## Exercise requirements
Work out how many lines of the listing hold the string "screenshot". Answer with that number alone.

## Records for processing

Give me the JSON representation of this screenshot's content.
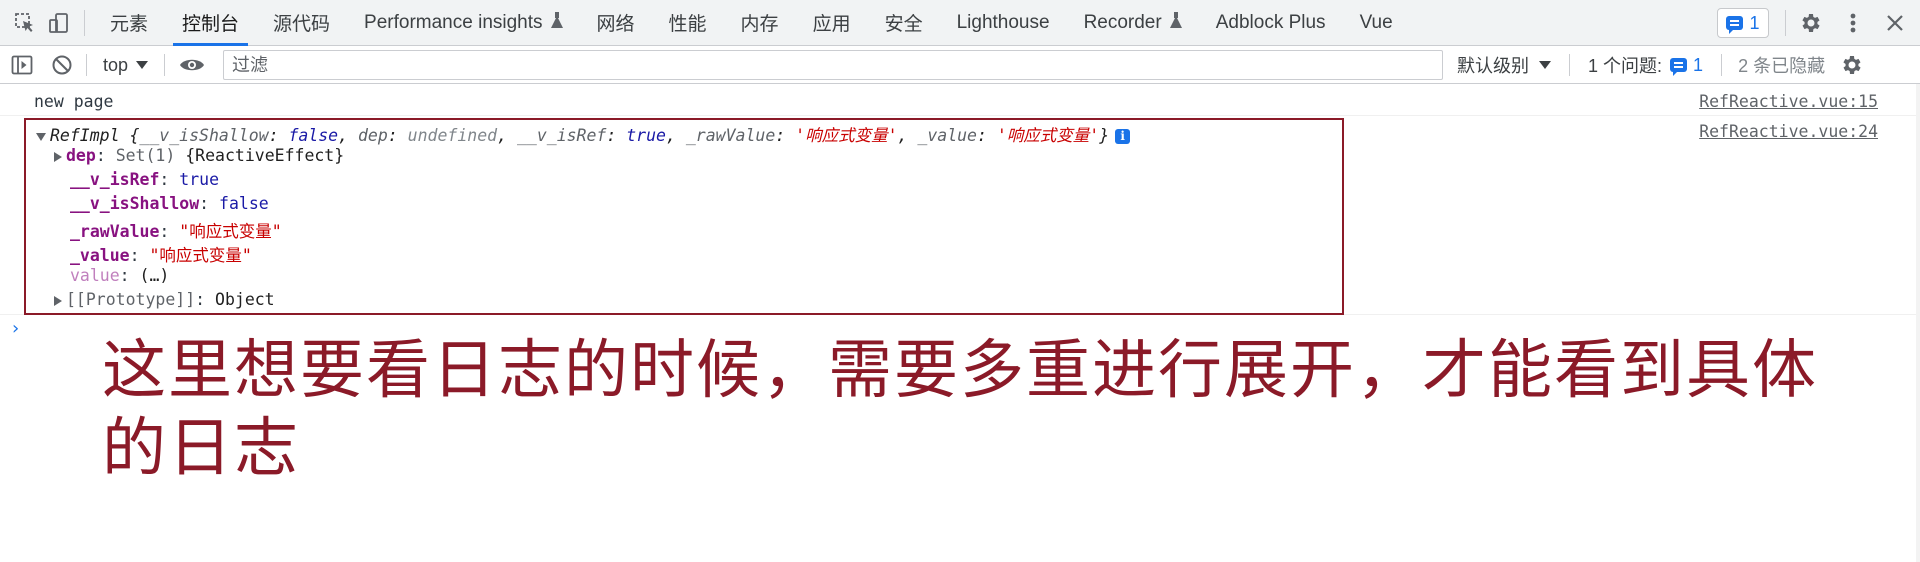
{
  "tabs": [
    {
      "label": "元素",
      "active": false,
      "experimental": false
    },
    {
      "label": "控制台",
      "active": true,
      "experimental": false
    },
    {
      "label": "源代码",
      "active": false,
      "experimental": false
    },
    {
      "label": "Performance insights",
      "active": false,
      "experimental": true
    },
    {
      "label": "网络",
      "active": false,
      "experimental": false
    },
    {
      "label": "性能",
      "active": false,
      "experimental": false
    },
    {
      "label": "内存",
      "active": false,
      "experimental": false
    },
    {
      "label": "应用",
      "active": false,
      "experimental": false
    },
    {
      "label": "安全",
      "active": false,
      "experimental": false
    },
    {
      "label": "Lighthouse",
      "active": false,
      "experimental": false
    },
    {
      "label": "Recorder",
      "active": false,
      "experimental": true
    },
    {
      "label": "Adblock Plus",
      "active": false,
      "experimental": false
    },
    {
      "label": "Vue",
      "active": false,
      "experimental": false
    }
  ],
  "tabbar_right": {
    "issues_badge_count": "1",
    "icons": [
      "gear-icon",
      "kebab-menu-icon",
      "close-icon"
    ]
  },
  "toolbar": {
    "context": "top",
    "filter_placeholder": "过滤",
    "level": "默认级别",
    "issues_label": "1 个问题:",
    "issues_count": "1",
    "hidden_label": "2 条已隐藏"
  },
  "console": {
    "log_message": "new page",
    "log_source": "RefReactive.vue:15",
    "object_source": "RefReactive.vue:24",
    "object_summary": {
      "class_name": "RefImpl",
      "k1": "__v_isShallow",
      "v1": "false",
      "k2": "dep",
      "v2": "undefined",
      "k3": "__v_isRef",
      "v3": "true",
      "k4": "_rawValue",
      "v4": "'响应式变量'",
      "k5": "_value",
      "v5": "'响应式变量'"
    },
    "properties": {
      "dep_key": "dep",
      "dep_value": "Set(1)",
      "dep_extra": "{ReactiveEffect}",
      "isref_key": "__v_isRef",
      "isref_value": "true",
      "isshallow_key": "__v_isShallow",
      "isshallow_value": "false",
      "rawvalue_key": "_rawValue",
      "rawvalue_value": "\"响应式变量\"",
      "value_key": "_value",
      "value_value": "\"响应式变量\"",
      "getter_key": "value",
      "getter_value": "(…)",
      "proto_key": "[[Prototype]]",
      "proto_value": "Object"
    }
  },
  "annotation": {
    "text": "这里想要看日志的时候，需要多重进行展开，才能看到具体的日志",
    "color": "#8b1a28"
  },
  "colors": {
    "accent": "#1a73e8",
    "annotation_box": "#8b1a28",
    "string_value": "#c80000",
    "keyword_value": "#1a1aa6",
    "property_key": "#881280"
  }
}
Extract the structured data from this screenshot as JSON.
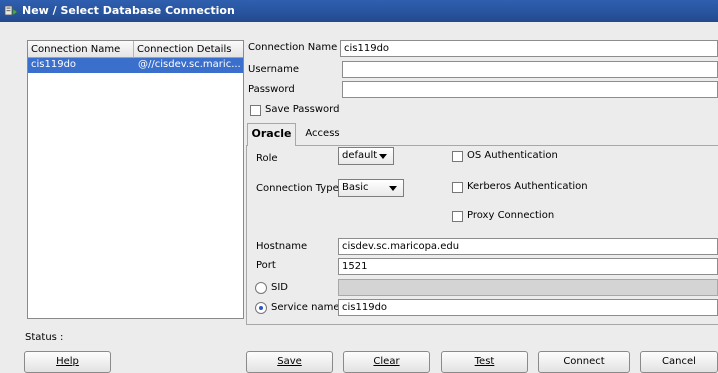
{
  "window": {
    "title": "New / Select Database Connection",
    "icon": "database-connection-icon"
  },
  "connections_table": {
    "columns": [
      "Connection Name",
      "Connection Details"
    ],
    "rows": [
      {
        "name": "cis119do",
        "details": "@//cisdev.sc.maric..."
      }
    ]
  },
  "form": {
    "connection_name": {
      "label": "Connection Name",
      "value": "cis119do"
    },
    "username": {
      "label": "Username",
      "value": ""
    },
    "password": {
      "label": "Password",
      "value": ""
    },
    "save_password": {
      "label": "Save Password",
      "checked": false
    }
  },
  "tabs": [
    {
      "label": "Oracle",
      "active": true
    },
    {
      "label": "Access",
      "active": false
    }
  ],
  "oracle": {
    "role": {
      "label": "Role",
      "value": "default"
    },
    "connection_type": {
      "label": "Connection Type",
      "value": "Basic"
    },
    "os_auth": {
      "label": "OS Authentication",
      "checked": false
    },
    "kerberos_auth": {
      "label": "Kerberos Authentication",
      "checked": false
    },
    "proxy_connection": {
      "label": "Proxy Connection",
      "checked": false
    },
    "hostname": {
      "label": "Hostname",
      "value": "cisdev.sc.maricopa.edu"
    },
    "port": {
      "label": "Port",
      "value": "1521"
    },
    "sid": {
      "label": "SID",
      "value": "",
      "selected": false
    },
    "service_name": {
      "label": "Service name",
      "value": "cis119do",
      "selected": true
    }
  },
  "status": {
    "label": "Status :"
  },
  "buttons": {
    "help": "Help",
    "save": "Save",
    "clear": "Clear",
    "test": "Test",
    "connect": "Connect",
    "cancel": "Cancel"
  }
}
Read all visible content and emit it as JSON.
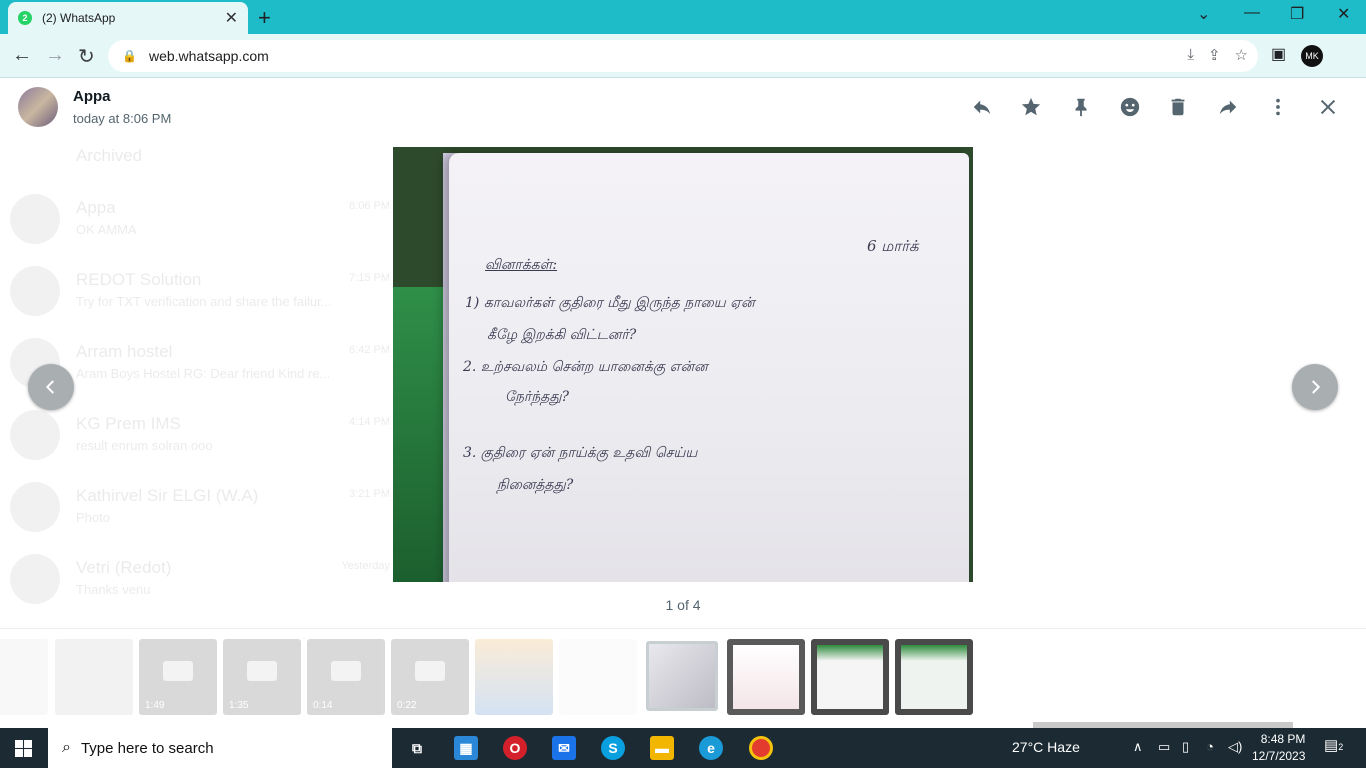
{
  "browser": {
    "tab_title": "(2) WhatsApp",
    "tab_badge": "2",
    "tab_close": "✕",
    "new_tab": "+",
    "url": "web.whatsapp.com",
    "profile_initials": "MK"
  },
  "viewer": {
    "sender_name": "Appa",
    "sender_time": "today at 8:06 PM",
    "counter": "1 of 4",
    "icons": [
      "reply-icon",
      "star-icon",
      "pin-icon",
      "emoji-icon",
      "delete-icon",
      "forward-icon",
      "more-icon",
      "close-icon"
    ]
  },
  "photo_text": {
    "line0": "6 மார்க்",
    "line1": "வினாக்கள்:",
    "line2": "1) காவலர்கள் குதிரை மீது இருந்த நாயை ஏன்",
    "line3": "கீழே இறக்கி விட்டனர்?",
    "line4": "2. உற்சவலம் சென்ற யானைக்கு என்ன",
    "line5": "நேர்ந்தது?",
    "line6": "3. குதிரை ஏன் நாய்க்கு உதவி செய்ய",
    "line7": "நினைத்தது?"
  },
  "background_chats": [
    {
      "name": "Archived",
      "msg": "",
      "time": ""
    },
    {
      "name": "Appa",
      "msg": "OK AMMA",
      "time": "8:06 PM"
    },
    {
      "name": "REDOT Solution",
      "msg": "Try for TXT verification and share the failur...",
      "time": "7:15 PM"
    },
    {
      "name": "Arram hostel",
      "msg": "Aram Boys Hostel RG: Dear friend Kind re...",
      "time": "6:42 PM"
    },
    {
      "name": "KG Prem IMS",
      "msg": "result enrum solran ooo",
      "time": "4:14 PM"
    },
    {
      "name": "Kathirvel Sir ELGI (W.A)",
      "msg": "Photo",
      "time": "3:21 PM"
    },
    {
      "name": "Vetri (Redot)",
      "msg": "Thanks venu",
      "time": "Yesterday"
    }
  ],
  "thumbnails": [
    {
      "label": "",
      "dim": true
    },
    {
      "label": "",
      "dim": true
    },
    {
      "label": "1:49",
      "dim": true
    },
    {
      "label": "1:35",
      "dim": true
    },
    {
      "label": "0:14",
      "dim": true
    },
    {
      "label": "0:22",
      "dim": true
    },
    {
      "label": "",
      "dim": true
    },
    {
      "label": "",
      "dim": true
    },
    {
      "label": "",
      "dim": false
    },
    {
      "label": "",
      "dim": false
    },
    {
      "label": "",
      "dim": false
    },
    {
      "label": "",
      "dim": false
    }
  ],
  "taskbar": {
    "search_placeholder": "Type here to search",
    "weather": "27°C  Haze",
    "time": "8:48 PM",
    "date": "12/7/2023",
    "notifications": "2"
  },
  "colors": {
    "chrome_tabbar": "#1ebcc8",
    "chrome_toolbar": "#e6f7f8",
    "whatsapp_icon": "#54656f",
    "taskbar": "#1c2b33"
  }
}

## Result of the task
2